MATERIALS PROVIDED |
----------------------------------------
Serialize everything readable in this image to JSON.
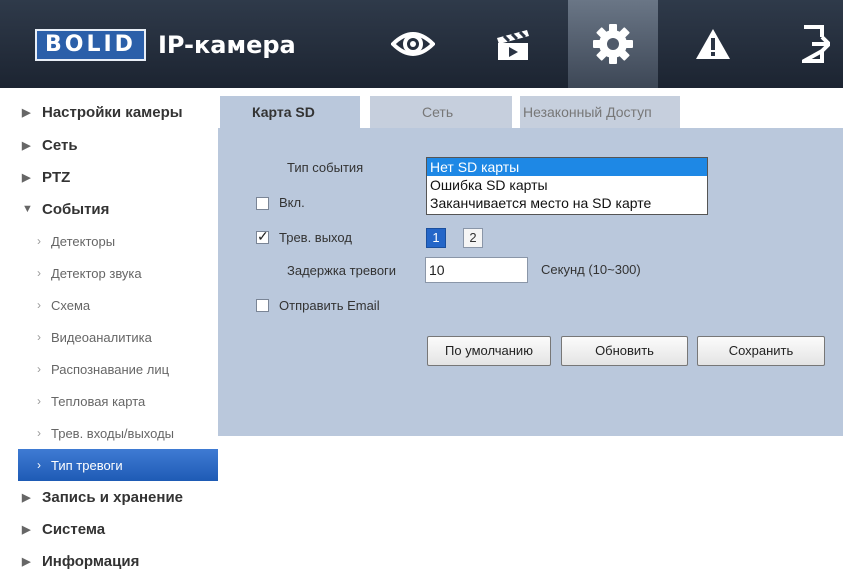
{
  "header": {
    "logo_text": "BOLID",
    "title": "IP-камера",
    "nav": [
      {
        "icon": "eye-icon"
      },
      {
        "icon": "clapperboard-icon"
      },
      {
        "icon": "gear-icon"
      },
      {
        "icon": "warning-icon"
      },
      {
        "icon": "logout-icon"
      }
    ]
  },
  "sidebar": {
    "items": [
      {
        "label": "Настройки камеры",
        "expanded": false
      },
      {
        "label": "Сеть",
        "expanded": false
      },
      {
        "label": "PTZ",
        "expanded": false
      },
      {
        "label": "События",
        "expanded": true
      }
    ],
    "sub_items": [
      {
        "label": "Детекторы"
      },
      {
        "label": "Детектор звука"
      },
      {
        "label": "Схема"
      },
      {
        "label": "Видеоаналитика"
      },
      {
        "label": "Распознавание лиц"
      },
      {
        "label": "Тепловая карта"
      },
      {
        "label": "Трев. входы/выходы"
      },
      {
        "label": "Тип тревоги",
        "active": true
      }
    ],
    "items_after": [
      {
        "label": "Запись и хранение"
      },
      {
        "label": "Система"
      },
      {
        "label": "Информация"
      }
    ]
  },
  "tabs": [
    {
      "label": "Карта SD",
      "active": true
    },
    {
      "label": "Сеть"
    },
    {
      "label": "Незаконный Доступ"
    }
  ],
  "form": {
    "event_type_label": "Тип события",
    "event_type_options": [
      "Нет SD карты",
      "Ошибка SD карты",
      "Заканчивается место на SD карте"
    ],
    "event_type_selected": "Нет SD карты",
    "enable_label": "Вкл.",
    "enable_checked": false,
    "alarm_out_label": "Трев. выход",
    "alarm_out_checked": true,
    "alarm_out_channels": [
      "1",
      "2"
    ],
    "alarm_out_selected": "1",
    "delay_label": "Задержка тревоги",
    "delay_value": "10",
    "delay_unit": "Секунд (10~300)",
    "email_label": "Отправить Email",
    "email_checked": false
  },
  "buttons": {
    "default": "По умолчанию",
    "refresh": "Обновить",
    "save": "Сохранить"
  },
  "colors": {
    "header_bg": "#1c2431",
    "content_bg": "#bac8dc",
    "accent": "#2466c8",
    "selected_option": "#1e88e5"
  }
}
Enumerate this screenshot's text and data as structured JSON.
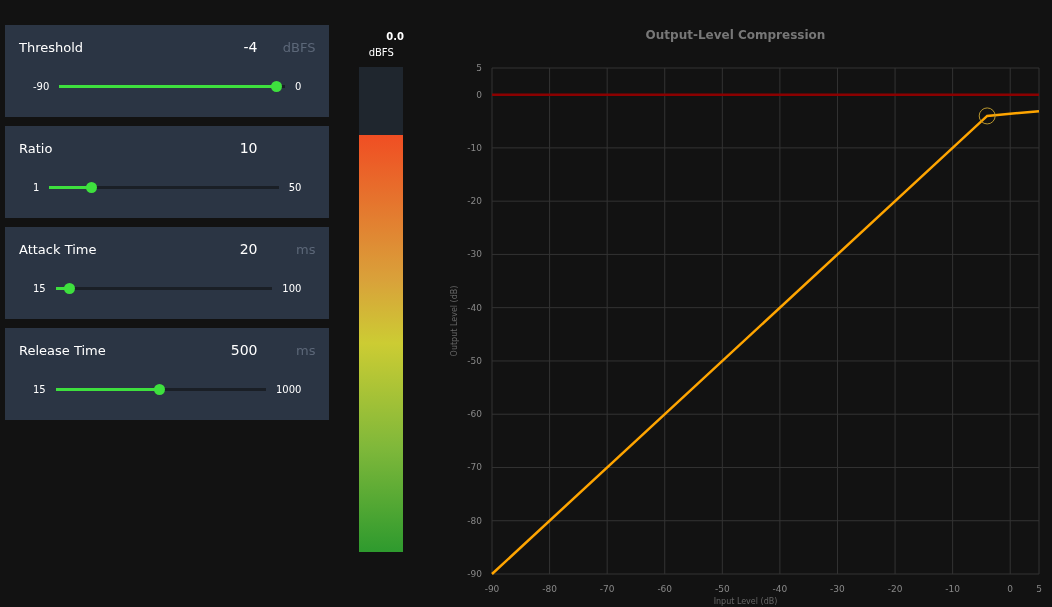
{
  "controls": [
    {
      "label": "Threshold",
      "value": "-4",
      "unit": "dBFS",
      "min": "-90",
      "max": "0",
      "level": 0.96
    },
    {
      "label": "Ratio",
      "value": "10",
      "min": "1",
      "max": "50",
      "level": 0.18
    },
    {
      "label": "Attack Time",
      "value": "20",
      "unit": "ms",
      "min": "15",
      "max": "100",
      "level": 0.06
    },
    {
      "label": "Release Time",
      "value": "500",
      "unit": "ms",
      "min": "15",
      "max": "1000",
      "level": 0.49
    }
  ],
  "meter": {
    "reading": "0.0",
    "unit": "dBFS",
    "level": 0.86
  },
  "chart": {
    "chart_data": {
      "type": "line",
      "title": "Output-Level Compression",
      "xlabel": "Input Level (dB)",
      "ylabel": "Output Level (dB)",
      "xlim": [
        -90,
        5
      ],
      "ylim": [
        -90,
        5
      ],
      "xticks": [
        -90,
        -80,
        -70,
        -60,
        -50,
        -40,
        -30,
        -20,
        -10,
        0,
        5
      ],
      "yticks": [
        -90,
        -80,
        -70,
        -60,
        -50,
        -40,
        -30,
        -20,
        -10,
        0,
        5
      ],
      "x": [
        -90,
        -4,
        5
      ],
      "series": [
        {
          "color": "#ffa500",
          "values": [
            -90,
            -4,
            -3.1
          ]
        }
      ],
      "grid": true,
      "ref_lines": [
        {
          "axis": "y",
          "value": 0,
          "color": "#8b0000"
        }
      ]
    }
  }
}
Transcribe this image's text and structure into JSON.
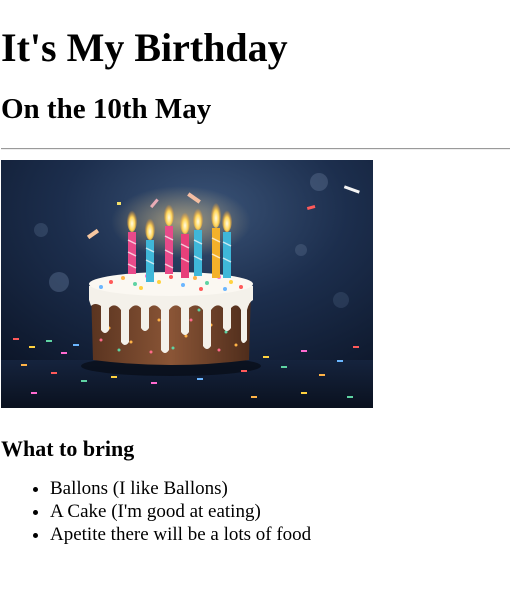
{
  "page": {
    "title": "It's My Birthday",
    "subtitle": "On the 10th May",
    "image_alt": "Birthday cake with lit candles",
    "section_heading": "What to bring",
    "items": [
      "Ballons (I like Ballons)",
      "A Cake (I'm good at eating)",
      "Apetite there will be a lots of food"
    ]
  },
  "colors": {
    "background": "#ffffff",
    "text": "#000000",
    "rule": "#9a9a9a"
  }
}
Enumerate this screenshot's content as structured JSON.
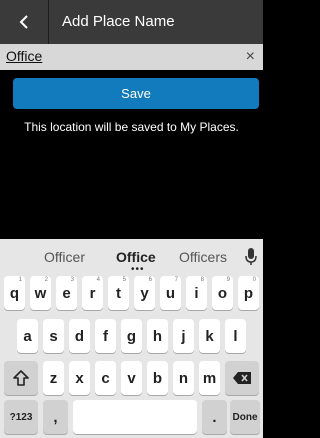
{
  "header": {
    "title": "Add Place Name",
    "back_icon": "back-chevron-icon"
  },
  "input": {
    "value": "Office",
    "clear_icon": "close-icon",
    "clear_glyph": "×"
  },
  "save_label": "Save",
  "note": "This location will be saved to My Places.",
  "keyboard": {
    "suggestions": [
      "Officer",
      "Office",
      "Officers"
    ],
    "more_indicator": "•••",
    "mic_icon": "microphone-icon",
    "row1": [
      {
        "k": "q",
        "h": "1"
      },
      {
        "k": "w",
        "h": "2"
      },
      {
        "k": "e",
        "h": "3"
      },
      {
        "k": "r",
        "h": "4"
      },
      {
        "k": "t",
        "h": "5"
      },
      {
        "k": "y",
        "h": "6"
      },
      {
        "k": "u",
        "h": "7"
      },
      {
        "k": "i",
        "h": "8"
      },
      {
        "k": "o",
        "h": "9"
      },
      {
        "k": "p",
        "h": "0"
      }
    ],
    "row2": [
      "a",
      "s",
      "d",
      "f",
      "g",
      "h",
      "j",
      "k",
      "l"
    ],
    "row3": [
      "z",
      "x",
      "c",
      "v",
      "b",
      "n",
      "m"
    ],
    "shift_icon": "shift-icon",
    "backspace_icon": "backspace-icon",
    "symbols_label": "?123",
    "comma_label": ",",
    "period_label": ".",
    "done_label": "Done",
    "colors": {
      "accent": "#117bbd"
    }
  }
}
----------------------------------------
WHAT THIS TASK INVOLVES | The data should be printed again unchanged; leave its pictures out.

RESPONSE TO THE TASK |
Serialize everything readable in this image to JSON.
{
  "header": {
    "logo_text": "BOLID",
    "title": "IP-камера",
    "nav": [
      {
        "icon": "eye-icon"
      },
      {
        "icon": "clapperboard-icon"
      },
      {
        "icon": "gear-icon"
      },
      {
        "icon": "warning-icon"
      },
      {
        "icon": "logout-icon"
      }
    ]
  },
  "sidebar": {
    "items": [
      {
        "label": "Настройки камеры",
        "expanded": false
      },
      {
        "label": "Сеть",
        "expanded": false
      },
      {
        "label": "PTZ",
        "expanded": false
      },
      {
        "label": "События",
        "expanded": true
      }
    ],
    "sub_items": [
      {
        "label": "Детекторы"
      },
      {
        "label": "Детектор звука"
      },
      {
        "label": "Схема"
      },
      {
        "label": "Видеоаналитика"
      },
      {
        "label": "Распознавание лиц"
      },
      {
        "label": "Тепловая карта"
      },
      {
        "label": "Трев. входы/выходы"
      },
      {
        "label": "Тип тревоги",
        "active": true
      }
    ],
    "items_after": [
      {
        "label": "Запись и хранение"
      },
      {
        "label": "Система"
      },
      {
        "label": "Информация"
      }
    ]
  },
  "tabs": [
    {
      "label": "Карта SD",
      "active": true
    },
    {
      "label": "Сеть"
    },
    {
      "label": "Незаконный Доступ"
    }
  ],
  "form": {
    "event_type_label": "Тип события",
    "event_type_options": [
      "Нет SD карты",
      "Ошибка SD карты",
      "Заканчивается место на SD карте"
    ],
    "event_type_selected": "Нет SD карты",
    "enable_label": "Вкл.",
    "enable_checked": false,
    "alarm_out_label": "Трев. выход",
    "alarm_out_checked": true,
    "alarm_out_channels": [
      "1",
      "2"
    ],
    "alarm_out_selected": "1",
    "delay_label": "Задержка тревоги",
    "delay_value": "10",
    "delay_unit": "Секунд (10~300)",
    "email_label": "Отправить Email",
    "email_checked": false
  },
  "buttons": {
    "default": "По умолчанию",
    "refresh": "Обновить",
    "save": "Сохранить"
  },
  "colors": {
    "header_bg": "#1c2431",
    "content_bg": "#bac8dc",
    "accent": "#2466c8",
    "selected_option": "#1e88e5"
  }
}
Enumerate this screenshot's text and data as structured JSON.
{
  "controls": [
    {
      "label": "Threshold",
      "value": "-4",
      "unit": "dBFS",
      "min": "-90",
      "max": "0",
      "level": 0.96
    },
    {
      "label": "Ratio",
      "value": "10",
      "min": "1",
      "max": "50",
      "level": 0.18
    },
    {
      "label": "Attack Time",
      "value": "20",
      "unit": "ms",
      "min": "15",
      "max": "100",
      "level": 0.06
    },
    {
      "label": "Release Time",
      "value": "500",
      "unit": "ms",
      "min": "15",
      "max": "1000",
      "level": 0.49
    }
  ],
  "meter": {
    "reading": "0.0",
    "unit": "dBFS",
    "level": 0.86
  },
  "chart": {
    "chart_data": {
      "type": "line",
      "title": "Output-Level Compression",
      "xlabel": "Input Level (dB)",
      "ylabel": "Output Level (dB)",
      "xlim": [
        -90,
        5
      ],
      "ylim": [
        -90,
        5
      ],
      "xticks": [
        -90,
        -80,
        -70,
        -60,
        -50,
        -40,
        -30,
        -20,
        -10,
        0,
        5
      ],
      "yticks": [
        -90,
        -80,
        -70,
        -60,
        -50,
        -40,
        -30,
        -20,
        -10,
        0,
        5
      ],
      "x": [
        -90,
        -4,
        5
      ],
      "series": [
        {
          "color": "#ffa500",
          "values": [
            -90,
            -4,
            -3.1
          ]
        }
      ],
      "grid": true,
      "ref_lines": [
        {
          "axis": "y",
          "value": 0,
          "color": "#8b0000"
        }
      ]
    }
  }
}
Transcribe this image's text and structure into JSON.
{
  "page": {
    "title": "It's My Birthday",
    "subtitle": "On the 10th May",
    "image_alt": "Birthday cake with lit candles",
    "section_heading": "What to bring",
    "items": [
      "Ballons (I like Ballons)",
      "A Cake (I'm good at eating)",
      "Apetite there will be a lots of food"
    ]
  },
  "colors": {
    "background": "#ffffff",
    "text": "#000000",
    "rule": "#9a9a9a"
  }
}
Enumerate this screenshot's content as structured JSON.
{
  "header": {
    "title": "Add Place Name",
    "back_icon": "back-chevron-icon"
  },
  "input": {
    "value": "Office",
    "clear_icon": "close-icon",
    "clear_glyph": "×"
  },
  "save_label": "Save",
  "note": "This location will be saved to My Places.",
  "keyboard": {
    "suggestions": [
      "Officer",
      "Office",
      "Officers"
    ],
    "more_indicator": "•••",
    "mic_icon": "microphone-icon",
    "row1": [
      {
        "k": "q",
        "h": "1"
      },
      {
        "k": "w",
        "h": "2"
      },
      {
        "k": "e",
        "h": "3"
      },
      {
        "k": "r",
        "h": "4"
      },
      {
        "k": "t",
        "h": "5"
      },
      {
        "k": "y",
        "h": "6"
      },
      {
        "k": "u",
        "h": "7"
      },
      {
        "k": "i",
        "h": "8"
      },
      {
        "k": "o",
        "h": "9"
      },
      {
        "k": "p",
        "h": "0"
      }
    ],
    "row2": [
      "a",
      "s",
      "d",
      "f",
      "g",
      "h",
      "j",
      "k",
      "l"
    ],
    "row3": [
      "z",
      "x",
      "c",
      "v",
      "b",
      "n",
      "m"
    ],
    "shift_icon": "shift-icon",
    "backspace_icon": "backspace-icon",
    "symbols_label": "?123",
    "comma_label": ",",
    "period_label": ".",
    "done_label": "Done",
    "colors": {
      "accent": "#117bbd"
    }
  }
}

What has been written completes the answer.